## Your instructions
Quote every entry word for word.
# start of The data
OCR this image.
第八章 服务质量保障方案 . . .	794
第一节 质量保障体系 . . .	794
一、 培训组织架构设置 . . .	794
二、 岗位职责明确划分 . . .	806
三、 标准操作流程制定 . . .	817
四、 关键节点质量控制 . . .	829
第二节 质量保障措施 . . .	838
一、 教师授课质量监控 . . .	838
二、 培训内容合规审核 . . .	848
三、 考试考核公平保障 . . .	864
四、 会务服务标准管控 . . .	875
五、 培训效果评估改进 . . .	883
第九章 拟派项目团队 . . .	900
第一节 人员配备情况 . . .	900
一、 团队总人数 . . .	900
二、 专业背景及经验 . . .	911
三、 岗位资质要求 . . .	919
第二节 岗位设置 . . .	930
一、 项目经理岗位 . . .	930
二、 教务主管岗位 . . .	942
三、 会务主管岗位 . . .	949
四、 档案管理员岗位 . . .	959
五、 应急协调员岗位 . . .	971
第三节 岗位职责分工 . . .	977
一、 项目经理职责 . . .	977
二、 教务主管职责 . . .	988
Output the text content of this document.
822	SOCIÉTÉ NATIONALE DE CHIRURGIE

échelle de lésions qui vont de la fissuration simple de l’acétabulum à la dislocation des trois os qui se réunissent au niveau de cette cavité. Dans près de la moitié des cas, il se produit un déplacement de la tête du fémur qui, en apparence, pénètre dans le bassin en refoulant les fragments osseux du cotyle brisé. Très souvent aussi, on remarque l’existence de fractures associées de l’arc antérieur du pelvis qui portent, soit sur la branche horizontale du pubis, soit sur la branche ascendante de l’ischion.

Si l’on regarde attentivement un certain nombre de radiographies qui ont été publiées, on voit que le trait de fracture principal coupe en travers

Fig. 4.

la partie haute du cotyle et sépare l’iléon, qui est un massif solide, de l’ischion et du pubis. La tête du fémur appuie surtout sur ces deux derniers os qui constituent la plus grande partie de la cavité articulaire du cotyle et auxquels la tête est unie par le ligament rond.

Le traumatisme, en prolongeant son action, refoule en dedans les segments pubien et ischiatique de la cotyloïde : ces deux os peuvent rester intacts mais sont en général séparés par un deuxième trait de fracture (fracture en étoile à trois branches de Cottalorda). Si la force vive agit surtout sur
# end of The data
## Problem solution
OCR this image.
第八章 服务质量保障方案 . . .	794
第一节 质量保障体系 . . .	794
一、 培训组织架构设置 . . .	794
二、 岗位职责明确划分 . . .	806
三、 标准操作流程制定 . . .	817
四、 关键节点质量控制 . . .	829
第二节 质量保障措施 . . .	838
一、 教师授课质量监控 . . .	838
二、 培训内容合规审核 . . .	848
三、 考试考核公平保障 . . .	864
四、 会务服务标准管控 . . .	875
五、 培训效果评估改进 . . .	883
第九章 拟派项目团队 . . .	900
第一节 人员配备情况 . . .	900
一、 团队总人数 . . .	900
二、 专业背景及经验 . . .	911
三、 岗位资质要求 . . .	919
第二节 岗位设置 . . .	930
一、 项目经理岗位 . . .	930
二、 教务主管岗位 . . .	942
三、 会务主管岗位 . . .	949
四、 档案管理员岗位 . . .	959
五、 应急协调员岗位 . . .	971
第三节 岗位职责分工 . . .	977
一、 项目经理职责 . . .	977
二、 教务主管职责 . . .	988
Output the text content of this document.
822	SOCIÉTÉ NATIONALE DE CHIRURGIE

échelle de lésions qui vont de la fissuration simple de l’acétabulum à la dislocation des trois os qui se réunissent au niveau de cette cavité. Dans près de la moitié des cas, il se produit un déplacement de la tête du fémur qui, en apparence, pénètre dans le bassin en refoulant les fragments osseux du cotyle brisé. Très souvent aussi, on remarque l’existence de fractures associées de l’arc antérieur du pelvis qui portent, soit sur la branche horizontale du pubis, soit sur la branche ascendante de l’ischion.

Si l’on regarde attentivement un certain nombre de radiographies qui ont été publiées, on voit que le trait de fracture principal coupe en travers

Fig. 4.

la partie haute du cotyle et sépare l’iléon, qui est un massif solide, de l’ischion et du pubis. La tête du fémur appuie surtout sur ces deux derniers os qui constituent la plus grande partie de la cavité articulaire du cotyle et auxquels la tête est unie par le ligament rond.

Le traumatisme, en prolongeant son action, refoule en dedans les segments pubien et ischiatique de la cotyloïde : ces deux os peuvent rester intacts mais sont en général séparés par un deuxième trait de fracture (fracture en étoile à trois branches de Cottalorda). Si la force vive agit surtout sur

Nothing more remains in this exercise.